[RECORDS SUPPLIED]:
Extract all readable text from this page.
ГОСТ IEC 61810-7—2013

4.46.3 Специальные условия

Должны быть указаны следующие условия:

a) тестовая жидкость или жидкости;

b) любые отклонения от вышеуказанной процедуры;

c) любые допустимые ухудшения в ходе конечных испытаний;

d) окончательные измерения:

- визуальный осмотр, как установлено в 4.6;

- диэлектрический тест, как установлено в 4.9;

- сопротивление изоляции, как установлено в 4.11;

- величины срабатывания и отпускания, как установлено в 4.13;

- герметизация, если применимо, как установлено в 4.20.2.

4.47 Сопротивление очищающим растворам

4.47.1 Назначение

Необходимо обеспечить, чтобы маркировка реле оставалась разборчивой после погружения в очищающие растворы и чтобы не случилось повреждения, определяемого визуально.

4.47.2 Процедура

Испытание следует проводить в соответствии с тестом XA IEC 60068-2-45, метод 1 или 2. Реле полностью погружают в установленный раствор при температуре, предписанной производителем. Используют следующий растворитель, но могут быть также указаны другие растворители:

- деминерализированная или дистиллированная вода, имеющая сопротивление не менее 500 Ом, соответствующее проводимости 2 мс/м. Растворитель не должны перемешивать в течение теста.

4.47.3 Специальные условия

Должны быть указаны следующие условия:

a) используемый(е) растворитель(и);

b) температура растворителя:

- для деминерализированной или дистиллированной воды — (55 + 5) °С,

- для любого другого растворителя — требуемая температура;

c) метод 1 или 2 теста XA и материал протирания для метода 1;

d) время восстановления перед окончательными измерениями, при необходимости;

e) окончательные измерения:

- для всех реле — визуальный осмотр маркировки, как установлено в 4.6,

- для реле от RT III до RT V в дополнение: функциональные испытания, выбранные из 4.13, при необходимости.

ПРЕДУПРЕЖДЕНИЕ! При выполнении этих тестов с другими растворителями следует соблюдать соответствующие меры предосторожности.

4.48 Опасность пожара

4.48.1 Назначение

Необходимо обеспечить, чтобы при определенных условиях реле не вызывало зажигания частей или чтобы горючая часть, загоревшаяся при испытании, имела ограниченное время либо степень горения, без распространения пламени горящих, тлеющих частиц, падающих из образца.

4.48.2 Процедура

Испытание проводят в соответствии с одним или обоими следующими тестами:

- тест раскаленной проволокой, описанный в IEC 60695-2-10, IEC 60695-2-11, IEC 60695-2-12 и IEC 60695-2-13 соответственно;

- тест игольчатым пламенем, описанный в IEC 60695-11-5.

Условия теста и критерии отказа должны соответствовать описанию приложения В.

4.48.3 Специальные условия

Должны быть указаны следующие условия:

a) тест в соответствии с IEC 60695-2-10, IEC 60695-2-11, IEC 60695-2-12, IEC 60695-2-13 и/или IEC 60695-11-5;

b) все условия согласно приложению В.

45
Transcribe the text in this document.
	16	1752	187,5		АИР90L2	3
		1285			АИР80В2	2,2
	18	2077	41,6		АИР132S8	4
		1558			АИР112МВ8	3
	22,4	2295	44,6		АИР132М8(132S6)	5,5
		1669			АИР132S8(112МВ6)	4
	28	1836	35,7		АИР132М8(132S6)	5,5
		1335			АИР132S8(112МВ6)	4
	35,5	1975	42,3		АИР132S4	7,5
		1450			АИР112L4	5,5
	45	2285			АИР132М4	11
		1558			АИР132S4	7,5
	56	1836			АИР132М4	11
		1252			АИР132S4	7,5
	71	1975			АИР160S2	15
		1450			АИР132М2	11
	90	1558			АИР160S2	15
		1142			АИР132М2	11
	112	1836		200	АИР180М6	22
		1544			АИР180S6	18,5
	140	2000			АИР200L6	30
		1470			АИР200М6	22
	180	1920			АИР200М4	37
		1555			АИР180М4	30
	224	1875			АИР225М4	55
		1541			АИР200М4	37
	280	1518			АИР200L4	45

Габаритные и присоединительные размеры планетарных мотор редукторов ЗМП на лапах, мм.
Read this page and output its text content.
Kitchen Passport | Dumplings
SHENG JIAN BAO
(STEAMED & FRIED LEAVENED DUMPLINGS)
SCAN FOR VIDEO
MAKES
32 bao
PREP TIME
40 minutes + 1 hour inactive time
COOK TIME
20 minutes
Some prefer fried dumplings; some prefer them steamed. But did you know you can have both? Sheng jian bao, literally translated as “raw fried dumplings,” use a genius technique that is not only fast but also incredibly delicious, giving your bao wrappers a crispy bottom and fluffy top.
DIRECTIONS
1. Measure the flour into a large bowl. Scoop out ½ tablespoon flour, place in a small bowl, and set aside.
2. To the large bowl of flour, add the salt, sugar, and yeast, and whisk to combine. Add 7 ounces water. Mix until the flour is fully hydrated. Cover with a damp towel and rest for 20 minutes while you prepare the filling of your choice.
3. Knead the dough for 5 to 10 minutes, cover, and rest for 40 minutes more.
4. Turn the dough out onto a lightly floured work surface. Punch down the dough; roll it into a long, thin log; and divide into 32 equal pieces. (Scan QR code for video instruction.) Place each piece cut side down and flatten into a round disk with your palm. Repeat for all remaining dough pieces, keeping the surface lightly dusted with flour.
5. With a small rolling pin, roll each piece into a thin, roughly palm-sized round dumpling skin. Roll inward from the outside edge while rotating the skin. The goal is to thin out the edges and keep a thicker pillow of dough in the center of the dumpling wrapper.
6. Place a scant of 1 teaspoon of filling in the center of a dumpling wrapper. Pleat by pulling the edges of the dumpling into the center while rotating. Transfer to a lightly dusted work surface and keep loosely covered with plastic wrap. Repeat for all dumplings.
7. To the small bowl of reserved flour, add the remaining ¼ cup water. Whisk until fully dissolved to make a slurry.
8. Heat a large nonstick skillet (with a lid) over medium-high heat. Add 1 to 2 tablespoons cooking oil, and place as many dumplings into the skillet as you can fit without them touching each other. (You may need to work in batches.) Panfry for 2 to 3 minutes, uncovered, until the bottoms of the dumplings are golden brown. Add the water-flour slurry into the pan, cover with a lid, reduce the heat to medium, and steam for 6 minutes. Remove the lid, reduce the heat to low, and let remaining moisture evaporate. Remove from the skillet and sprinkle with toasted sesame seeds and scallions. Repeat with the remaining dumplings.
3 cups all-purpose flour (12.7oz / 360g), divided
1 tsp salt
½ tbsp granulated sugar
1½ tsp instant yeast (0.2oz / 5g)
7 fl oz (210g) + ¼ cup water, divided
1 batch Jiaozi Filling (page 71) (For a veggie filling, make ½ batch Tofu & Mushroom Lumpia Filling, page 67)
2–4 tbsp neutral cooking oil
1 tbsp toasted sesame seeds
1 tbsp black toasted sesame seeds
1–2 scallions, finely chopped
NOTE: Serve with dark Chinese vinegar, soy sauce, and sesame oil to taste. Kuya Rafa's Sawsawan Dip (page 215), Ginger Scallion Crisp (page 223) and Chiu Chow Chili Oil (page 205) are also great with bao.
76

[WHAT IS ASKED]:
Transcribe every line of the data, exactly as it stands.

[FINAL RESULT]:
Extract all readable text from this page.
ГОСТ IEC 61810-7—2013

4.46.3 Специальные условия

Должны быть указаны следующие условия:

a) тестовая жидкость или жидкости;

b) любые отклонения от вышеуказанной процедуры;

c) любые допустимые ухудшения в ходе конечных испытаний;

d) окончательные измерения:

- визуальный осмотр, как установлено в 4.6;

- диэлектрический тест, как установлено в 4.9;

- сопротивление изоляции, как установлено в 4.11;

- величины срабатывания и отпускания, как установлено в 4.13;

- герметизация, если применимо, как установлено в 4.20.2.

4.47 Сопротивление очищающим растворам

4.47.1 Назначение

Необходимо обеспечить, чтобы маркировка реле оставалась разборчивой после погружения в очищающие растворы и чтобы не случилось повреждения, определяемого визуально.

4.47.2 Процедура

Испытание следует проводить в соответствии с тестом XA IEC 60068-2-45, метод 1 или 2. Реле полностью погружают в установленный раствор при температуре, предписанной производителем. Используют следующий растворитель, но могут быть также указаны другие растворители:

- деминерализированная или дистиллированная вода, имеющая сопротивление не менее 500 Ом, соответствующее проводимости 2 мс/м. Растворитель не должны перемешивать в течение теста.

4.47.3 Специальные условия

Должны быть указаны следующие условия:

a) используемый(е) растворитель(и);

b) температура растворителя:

- для деминерализированной или дистиллированной воды — (55 + 5) °С,

- для любого другого растворителя — требуемая температура;

c) метод 1 или 2 теста XA и материал протирания для метода 1;

d) время восстановления перед окончательными измерениями, при необходимости;

e) окончательные измерения:

- для всех реле — визуальный осмотр маркировки, как установлено в 4.6,

- для реле от RT III до RT V в дополнение: функциональные испытания, выбранные из 4.13, при необходимости.

ПРЕДУПРЕЖДЕНИЕ! При выполнении этих тестов с другими растворителями следует соблюдать соответствующие меры предосторожности.

4.48 Опасность пожара

4.48.1 Назначение

Необходимо обеспечить, чтобы при определенных условиях реле не вызывало зажигания частей или чтобы горючая часть, загоревшаяся при испытании, имела ограниченное время либо степень горения, без распространения пламени горящих, тлеющих частиц, падающих из образца.

4.48.2 Процедура

Испытание проводят в соответствии с одним или обоими следующими тестами:

- тест раскаленной проволокой, описанный в IEC 60695-2-10, IEC 60695-2-11, IEC 60695-2-12 и IEC 60695-2-13 соответственно;

- тест игольчатым пламенем, описанный в IEC 60695-11-5.

Условия теста и критерии отказа должны соответствовать описанию приложения В.

4.48.3 Специальные условия

Должны быть указаны следующие условия:

a) тест в соответствии с IEC 60695-2-10, IEC 60695-2-11, IEC 60695-2-12, IEC 60695-2-13 и/или IEC 60695-11-5;

b) все условия согласно приложению В.

45
Transcribe the text in this document.
	16	1752	187,5		АИР90L2	3
		1285			АИР80В2	2,2
	18	2077	41,6		АИР132S8	4
		1558			АИР112МВ8	3
	22,4	2295	44,6		АИР132М8(132S6)	5,5
		1669			АИР132S8(112МВ6)	4
	28	1836	35,7		АИР132М8(132S6)	5,5
		1335			АИР132S8(112МВ6)	4
	35,5	1975	42,3		АИР132S4	7,5
		1450			АИР112L4	5,5
	45	2285			АИР132М4	11
		1558			АИР132S4	7,5
	56	1836			АИР132М4	11
		1252			АИР132S4	7,5
	71	1975			АИР160S2	15
		1450			АИР132М2	11
	90	1558			АИР160S2	15
		1142			АИР132М2	11
	112	1836		200	АИР180М6	22
		1544			АИР180S6	18,5
	140	2000			АИР200L6	30
		1470			АИР200М6	22
	180	1920			АИР200М4	37
		1555			АИР180М4	30
	224	1875			АИР225М4	55
		1541			АИР200М4	37
	280	1518			АИР200L4	45

Габаритные и присоединительные размеры планетарных мотор редукторов ЗМП на лапах, мм.
Read this page and output its text content.
Kitchen Passport | Dumplings
SHENG JIAN BAO
(STEAMED & FRIED LEAVENED DUMPLINGS)
SCAN FOR VIDEO
MAKES
32 bao
PREP TIME
40 minutes + 1 hour inactive time
COOK TIME
20 minutes
Some prefer fried dumplings; some prefer them steamed. But did you know you can have both? Sheng jian bao, literally translated as “raw fried dumplings,” use a genius technique that is not only fast but also incredibly delicious, giving your bao wrappers a crispy bottom and fluffy top.
DIRECTIONS
1. Measure the flour into a large bowl. Scoop out ½ tablespoon flour, place in a small bowl, and set aside.
2. To the large bowl of flour, add the salt, sugar, and yeast, and whisk to combine. Add 7 ounces water. Mix until the flour is fully hydrated. Cover with a damp towel and rest for 20 minutes while you prepare the filling of your choice.
3. Knead the dough for 5 to 10 minutes, cover, and rest for 40 minutes more.
4. Turn the dough out onto a lightly floured work surface. Punch down the dough; roll it into a long, thin log; and divide into 32 equal pieces. (Scan QR code for video instruction.) Place each piece cut side down and flatten into a round disk with your palm. Repeat for all remaining dough pieces, keeping the surface lightly dusted with flour.
5. With a small rolling pin, roll each piece into a thin, roughly palm-sized round dumpling skin. Roll inward from the outside edge while rotating the skin. The goal is to thin out the edges and keep a thicker pillow of dough in the center of the dumpling wrapper.
6. Place a scant of 1 teaspoon of filling in the center of a dumpling wrapper. Pleat by pulling the edges of the dumpling into the center while rotating. Transfer to a lightly dusted work surface and keep loosely covered with plastic wrap. Repeat for all dumplings.
7. To the small bowl of reserved flour, add the remaining ¼ cup water. Whisk until fully dissolved to make a slurry.
8. Heat a large nonstick skillet (with a lid) over medium-high heat. Add 1 to 2 tablespoons cooking oil, and place as many dumplings into the skillet as you can fit without them touching each other. (You may need to work in batches.) Panfry for 2 to 3 minutes, uncovered, until the bottoms of the dumplings are golden brown. Add the water-flour slurry into the pan, cover with a lid, reduce the heat to medium, and steam for 6 minutes. Remove the lid, reduce the heat to low, and let remaining moisture evaporate. Remove from the skillet and sprinkle with toasted sesame seeds and scallions. Repeat with the remaining dumplings.
3 cups all-purpose flour (12.7oz / 360g), divided
1 tsp salt
½ tbsp granulated sugar
1½ tsp instant yeast (0.2oz / 5g)
7 fl oz (210g) + ¼ cup water, divided
1 batch Jiaozi Filling (page 71) (For a veggie filling, make ½ batch Tofu & Mushroom Lumpia Filling, page 67)
2–4 tbsp neutral cooking oil
1 tbsp toasted sesame seeds
1 tbsp black toasted sesame seeds
1–2 scallions, finely chopped
NOTE: Serve with dark Chinese vinegar, soy sauce, and sesame oil to taste. Kuya Rafa's Sawsawan Dip (page 215), Ginger Scallion Crisp (page 223) and Chiu Chow Chili Oil (page 205) are also great with bao.
76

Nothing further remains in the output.